**Problem description:** Every record that follows should be printed verbatim.

**Records provided:**
* * *

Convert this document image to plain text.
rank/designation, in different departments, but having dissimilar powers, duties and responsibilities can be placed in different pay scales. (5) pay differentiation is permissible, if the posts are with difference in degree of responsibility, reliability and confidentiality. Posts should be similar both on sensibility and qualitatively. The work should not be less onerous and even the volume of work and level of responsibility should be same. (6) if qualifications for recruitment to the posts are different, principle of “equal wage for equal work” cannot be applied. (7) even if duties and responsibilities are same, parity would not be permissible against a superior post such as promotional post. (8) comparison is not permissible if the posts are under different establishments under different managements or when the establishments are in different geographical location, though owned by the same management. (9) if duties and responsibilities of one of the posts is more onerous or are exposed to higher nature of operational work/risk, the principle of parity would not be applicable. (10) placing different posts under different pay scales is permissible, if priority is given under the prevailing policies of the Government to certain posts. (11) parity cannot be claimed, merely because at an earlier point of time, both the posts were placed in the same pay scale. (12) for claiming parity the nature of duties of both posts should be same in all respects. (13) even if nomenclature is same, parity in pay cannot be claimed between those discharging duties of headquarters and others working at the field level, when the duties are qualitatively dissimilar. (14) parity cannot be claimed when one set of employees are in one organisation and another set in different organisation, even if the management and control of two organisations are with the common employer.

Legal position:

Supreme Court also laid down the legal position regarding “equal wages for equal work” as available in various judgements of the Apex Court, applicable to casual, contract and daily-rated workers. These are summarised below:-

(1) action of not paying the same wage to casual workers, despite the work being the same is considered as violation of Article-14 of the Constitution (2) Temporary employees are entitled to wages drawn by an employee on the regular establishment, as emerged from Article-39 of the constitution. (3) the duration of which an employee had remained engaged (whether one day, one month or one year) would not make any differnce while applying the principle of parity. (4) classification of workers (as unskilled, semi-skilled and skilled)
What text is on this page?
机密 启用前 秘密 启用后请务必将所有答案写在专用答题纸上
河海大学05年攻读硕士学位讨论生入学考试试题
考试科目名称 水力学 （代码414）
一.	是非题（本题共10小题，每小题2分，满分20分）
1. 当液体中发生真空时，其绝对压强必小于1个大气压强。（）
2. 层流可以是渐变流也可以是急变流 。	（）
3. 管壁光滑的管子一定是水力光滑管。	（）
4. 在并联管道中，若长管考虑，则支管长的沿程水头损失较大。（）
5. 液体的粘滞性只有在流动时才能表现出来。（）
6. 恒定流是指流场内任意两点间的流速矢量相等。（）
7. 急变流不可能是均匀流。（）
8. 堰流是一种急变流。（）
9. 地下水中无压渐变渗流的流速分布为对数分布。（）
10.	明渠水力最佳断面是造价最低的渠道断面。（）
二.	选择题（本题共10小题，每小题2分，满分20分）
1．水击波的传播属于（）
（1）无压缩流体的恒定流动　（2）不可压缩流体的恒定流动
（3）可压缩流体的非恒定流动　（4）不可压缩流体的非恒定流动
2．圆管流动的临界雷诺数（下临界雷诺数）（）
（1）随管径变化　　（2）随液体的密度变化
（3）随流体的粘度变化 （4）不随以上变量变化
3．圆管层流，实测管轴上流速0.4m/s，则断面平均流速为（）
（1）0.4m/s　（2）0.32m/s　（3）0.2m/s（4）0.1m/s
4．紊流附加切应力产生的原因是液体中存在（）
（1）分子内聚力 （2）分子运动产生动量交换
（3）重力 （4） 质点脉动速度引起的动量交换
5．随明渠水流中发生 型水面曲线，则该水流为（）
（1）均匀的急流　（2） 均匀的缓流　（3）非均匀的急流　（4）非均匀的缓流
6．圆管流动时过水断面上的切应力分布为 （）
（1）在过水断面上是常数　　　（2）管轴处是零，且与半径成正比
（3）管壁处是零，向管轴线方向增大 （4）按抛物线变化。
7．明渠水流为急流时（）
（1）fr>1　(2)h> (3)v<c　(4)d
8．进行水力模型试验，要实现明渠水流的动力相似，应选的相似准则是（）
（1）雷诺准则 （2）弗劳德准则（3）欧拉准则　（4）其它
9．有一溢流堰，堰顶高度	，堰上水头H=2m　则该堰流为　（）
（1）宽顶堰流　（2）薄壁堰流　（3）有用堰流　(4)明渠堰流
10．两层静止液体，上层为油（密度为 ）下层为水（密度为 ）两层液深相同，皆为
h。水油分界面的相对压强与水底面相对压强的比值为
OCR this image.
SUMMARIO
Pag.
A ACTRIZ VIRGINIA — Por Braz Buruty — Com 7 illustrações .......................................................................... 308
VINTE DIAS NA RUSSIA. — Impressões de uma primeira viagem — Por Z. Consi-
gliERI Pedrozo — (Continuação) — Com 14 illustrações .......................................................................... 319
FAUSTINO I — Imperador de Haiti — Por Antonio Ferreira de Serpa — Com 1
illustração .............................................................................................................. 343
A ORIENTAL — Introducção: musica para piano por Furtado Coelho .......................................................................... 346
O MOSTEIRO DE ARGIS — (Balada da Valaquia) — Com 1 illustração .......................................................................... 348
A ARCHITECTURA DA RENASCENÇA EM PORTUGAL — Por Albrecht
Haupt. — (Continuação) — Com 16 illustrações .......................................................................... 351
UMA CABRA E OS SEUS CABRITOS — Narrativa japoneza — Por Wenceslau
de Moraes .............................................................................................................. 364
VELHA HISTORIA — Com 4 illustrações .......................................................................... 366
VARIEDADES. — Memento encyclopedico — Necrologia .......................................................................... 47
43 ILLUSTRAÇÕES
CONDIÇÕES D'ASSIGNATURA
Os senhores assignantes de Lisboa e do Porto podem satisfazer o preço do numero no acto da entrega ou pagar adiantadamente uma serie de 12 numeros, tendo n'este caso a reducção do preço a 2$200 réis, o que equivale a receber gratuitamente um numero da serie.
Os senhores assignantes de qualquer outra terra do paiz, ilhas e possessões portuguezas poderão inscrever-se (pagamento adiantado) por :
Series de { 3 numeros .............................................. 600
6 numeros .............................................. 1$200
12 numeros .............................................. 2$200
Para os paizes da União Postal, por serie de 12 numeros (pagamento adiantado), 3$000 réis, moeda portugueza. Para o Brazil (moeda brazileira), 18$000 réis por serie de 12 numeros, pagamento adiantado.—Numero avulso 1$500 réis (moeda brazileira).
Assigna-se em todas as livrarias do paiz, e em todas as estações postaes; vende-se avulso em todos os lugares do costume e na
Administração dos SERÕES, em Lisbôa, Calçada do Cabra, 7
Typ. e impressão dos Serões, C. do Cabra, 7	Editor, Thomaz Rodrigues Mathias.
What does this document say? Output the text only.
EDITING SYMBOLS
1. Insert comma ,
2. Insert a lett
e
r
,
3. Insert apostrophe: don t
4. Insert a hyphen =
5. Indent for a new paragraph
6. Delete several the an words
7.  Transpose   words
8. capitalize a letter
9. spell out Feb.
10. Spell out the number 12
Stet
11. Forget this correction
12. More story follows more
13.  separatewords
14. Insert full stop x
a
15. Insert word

* * *

**Solution below:**
Convert this document image to plain text.
rank/designation, in different departments, but having dissimilar powers, duties and responsibilities can be placed in different pay scales. (5) pay differentiation is permissible, if the posts are with difference in degree of responsibility, reliability and confidentiality. Posts should be similar both on sensibility and qualitatively. The work should not be less onerous and even the volume of work and level of responsibility should be same. (6) if qualifications for recruitment to the posts are different, principle of “equal wage for equal work” cannot be applied. (7) even if duties and responsibilities are same, parity would not be permissible against a superior post such as promotional post. (8) comparison is not permissible if the posts are under different establishments under different managements or when the establishments are in different geographical location, though owned by the same management. (9) if duties and responsibilities of one of the posts is more onerous or are exposed to higher nature of operational work/risk, the principle of parity would not be applicable. (10) placing different posts under different pay scales is permissible, if priority is given under the prevailing policies of the Government to certain posts. (11) parity cannot be claimed, merely because at an earlier point of time, both the posts were placed in the same pay scale. (12) for claiming parity the nature of duties of both posts should be same in all respects. (13) even if nomenclature is same, parity in pay cannot be claimed between those discharging duties of headquarters and others working at the field level, when the duties are qualitatively dissimilar. (14) parity cannot be claimed when one set of employees are in one organisation and another set in different organisation, even if the management and control of two organisations are with the common employer.

Legal position:

Supreme Court also laid down the legal position regarding “equal wages for equal work” as available in various judgements of the Apex Court, applicable to casual, contract and daily-rated workers. These are summarised below:-

(1) action of not paying the same wage to casual workers, despite the work being the same is considered as violation of Article-14 of the Constitution (2) Temporary employees are entitled to wages drawn by an employee on the regular establishment, as emerged from Article-39 of the constitution. (3) the duration of which an employee had remained engaged (whether one day, one month or one year) would not make any differnce while applying the principle of parity. (4) classification of workers (as unskilled, semi-skilled and skilled)
What text is on this page?
机密 启用前 秘密 启用后请务必将所有答案写在专用答题纸上
河海大学05年攻读硕士学位讨论生入学考试试题
考试科目名称 水力学 （代码414）
一.	是非题（本题共10小题，每小题2分，满分20分）
1. 当液体中发生真空时，其绝对压强必小于1个大气压强。（）
2. 层流可以是渐变流也可以是急变流 。	（）
3. 管壁光滑的管子一定是水力光滑管。	（）
4. 在并联管道中，若长管考虑，则支管长的沿程水头损失较大。（）
5. 液体的粘滞性只有在流动时才能表现出来。（）
6. 恒定流是指流场内任意两点间的流速矢量相等。（）
7. 急变流不可能是均匀流。（）
8. 堰流是一种急变流。（）
9. 地下水中无压渐变渗流的流速分布为对数分布。（）
10.	明渠水力最佳断面是造价最低的渠道断面。（）
二.	选择题（本题共10小题，每小题2分，满分20分）
1．水击波的传播属于（）
（1）无压缩流体的恒定流动　（2）不可压缩流体的恒定流动
（3）可压缩流体的非恒定流动　（4）不可压缩流体的非恒定流动
2．圆管流动的临界雷诺数（下临界雷诺数）（）
（1）随管径变化　　（2）随液体的密度变化
（3）随流体的粘度变化 （4）不随以上变量变化
3．圆管层流，实测管轴上流速0.4m/s，则断面平均流速为（）
（1）0.4m/s　（2）0.32m/s　（3）0.2m/s（4）0.1m/s
4．紊流附加切应力产生的原因是液体中存在（）
（1）分子内聚力 （2）分子运动产生动量交换
（3）重力 （4） 质点脉动速度引起的动量交换
5．随明渠水流中发生 型水面曲线，则该水流为（）
（1）均匀的急流　（2） 均匀的缓流　（3）非均匀的急流　（4）非均匀的缓流
6．圆管流动时过水断面上的切应力分布为 （）
（1）在过水断面上是常数　　　（2）管轴处是零，且与半径成正比
（3）管壁处是零，向管轴线方向增大 （4）按抛物线变化。
7．明渠水流为急流时（）
（1）fr>1　(2)h> (3)v<c　(4)d
8．进行水力模型试验，要实现明渠水流的动力相似，应选的相似准则是（）
（1）雷诺准则 （2）弗劳德准则（3）欧拉准则　（4）其它
9．有一溢流堰，堰顶高度	，堰上水头H=2m　则该堰流为　（）
（1）宽顶堰流　（2）薄壁堰流　（3）有用堰流　(4)明渠堰流
10．两层静止液体，上层为油（密度为 ）下层为水（密度为 ）两层液深相同，皆为
h。水油分界面的相对压强与水底面相对压强的比值为
OCR this image.
SUMMARIO
Pag.
A ACTRIZ VIRGINIA — Por Braz Buruty — Com 7 illustrações .......................................................................... 308
VINTE DIAS NA RUSSIA. — Impressões de uma primeira viagem — Por Z. Consi-
gliERI Pedrozo — (Continuação) — Com 14 illustrações .......................................................................... 319
FAUSTINO I — Imperador de Haiti — Por Antonio Ferreira de Serpa — Com 1
illustração .............................................................................................................. 343
A ORIENTAL — Introducção: musica para piano por Furtado Coelho .......................................................................... 346
O MOSTEIRO DE ARGIS — (Balada da Valaquia) — Com 1 illustração .......................................................................... 348
A ARCHITECTURA DA RENASCENÇA EM PORTUGAL — Por Albrecht
Haupt. — (Continuação) — Com 16 illustrações .......................................................................... 351
UMA CABRA E OS SEUS CABRITOS — Narrativa japoneza — Por Wenceslau
de Moraes .............................................................................................................. 364
VELHA HISTORIA — Com 4 illustrações .......................................................................... 366
VARIEDADES. — Memento encyclopedico — Necrologia .......................................................................... 47
43 ILLUSTRAÇÕES
CONDIÇÕES D'ASSIGNATURA
Os senhores assignantes de Lisboa e do Porto podem satisfazer o preço do numero no acto da entrega ou pagar adiantadamente uma serie de 12 numeros, tendo n'este caso a reducção do preço a 2$200 réis, o que equivale a receber gratuitamente um numero da serie.
Os senhores assignantes de qualquer outra terra do paiz, ilhas e possessões portuguezas poderão inscrever-se (pagamento adiantado) por :
Series de { 3 numeros .............................................. 600
6 numeros .............................................. 1$200
12 numeros .............................................. 2$200
Para os paizes da União Postal, por serie de 12 numeros (pagamento adiantado), 3$000 réis, moeda portugueza. Para o Brazil (moeda brazileira), 18$000 réis por serie de 12 numeros, pagamento adiantado.—Numero avulso 1$500 réis (moeda brazileira).
Assigna-se em todas as livrarias do paiz, e em todas as estações postaes; vende-se avulso em todos os lugares do costume e na
Administração dos SERÕES, em Lisbôa, Calçada do Cabra, 7
Typ. e impressão dos Serões, C. do Cabra, 7	Editor, Thomaz Rodrigues Mathias.
What does this document say? Output the text only.
EDITING SYMBOLS
1. Insert comma ,
2. Insert a lett
e
r
,
3. Insert apostrophe: don t
4. Insert a hyphen =
5. Indent for a new paragraph
6. Delete several the an words
7.  Transpose   words
8. capitalize a letter
9. spell out Feb.
10. Spell out the number 12
Stet
11. Forget this correction
12. More story follows more
13.  separatewords
14. Insert full stop x
a
15. Insert word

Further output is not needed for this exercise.